### WHAT THE TASK REQUIRES
Would you repeat the listing exactly but omit every picture?
>> begin DATA ROWS
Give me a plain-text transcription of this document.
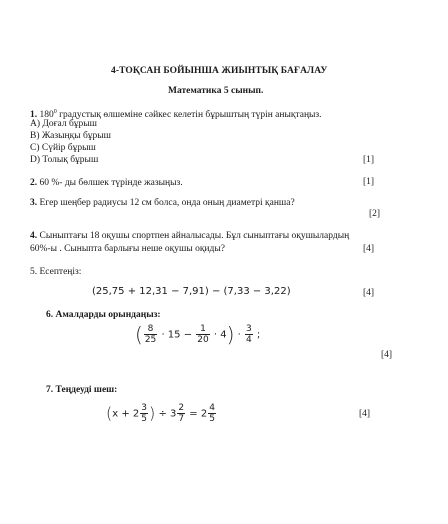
4-ТОҚСАН БОЙЫНША ЖИЫНТЫҚ БАҒАЛАУ
Математика 5 сынып.
1. $180^0$ градустық өлшеміне сәйкес келетін бұрыштың түрін анықтаңыз.
A) Доғал бұрыш
B) Жазыңқы бұрыш
C) Сүйір бұрыш
D) Толық бұрыш	[1]
2. 60 %- ды бөлшек түрінде жазыңыз.	[1]
3. Егер шеңбер радиусы 12 см болса, онда оның диаметрі қанша?
[2]
4. Сыныптағы 18 оқушы спортпен айналысады. Бұл сыныптағы оқушылардың
60%-ы . Сыныпта барлығы неше оқушы оқиды?	[4]
5. Есептеңіз:
(25,75 + 12,31 − 7,91) − (7,33 − 3,22)	[4]
6. Амалдарды орындаңыз:
( $\frac{8}{25} \cdot 15 - \frac{1}{20} \cdot 4) \cdot \frac{3}{4}$ ;
[4]
7. Теңдеуді шеш:
($x + 2 \frac{3}{5}$ ) ÷ $3 \frac{2}{7} = 2 \frac{4}{5}$	[4]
>> end DATA ROWS
### OUTPUT FOR THIS TASK
Give me a plain-text transcription of this document.
4-ТОҚСАН БОЙЫНША ЖИЫНТЫҚ БАҒАЛАУ
Математика 5 сынып.
1. $180^0$ градустық өлшеміне сәйкес келетін бұрыштың түрін анықтаңыз.
A) Доғал бұрыш
B) Жазыңқы бұрыш
C) Сүйір бұрыш
D) Толық бұрыш	[1]
2. 60 %- ды бөлшек түрінде жазыңыз.	[1]
3. Егер шеңбер радиусы 12 см болса, онда оның диаметрі қанша?
[2]
4. Сыныптағы 18 оқушы спортпен айналысады. Бұл сыныптағы оқушылардың
60%-ы . Сыныпта барлығы неше оқушы оқиды?	[4]
5. Есептеңіз:
(25,75 + 12,31 − 7,91) − (7,33 − 3,22)	[4]
6. Амалдарды орындаңыз:
( $\frac{8}{25} \cdot 15 - \frac{1}{20} \cdot 4) \cdot \frac{3}{4}$ ;
[4]
7. Теңдеуді шеш:
($x + 2 \frac{3}{5}$ ) ÷ $3 \frac{2}{7} = 2 \frac{4}{5}$	[4]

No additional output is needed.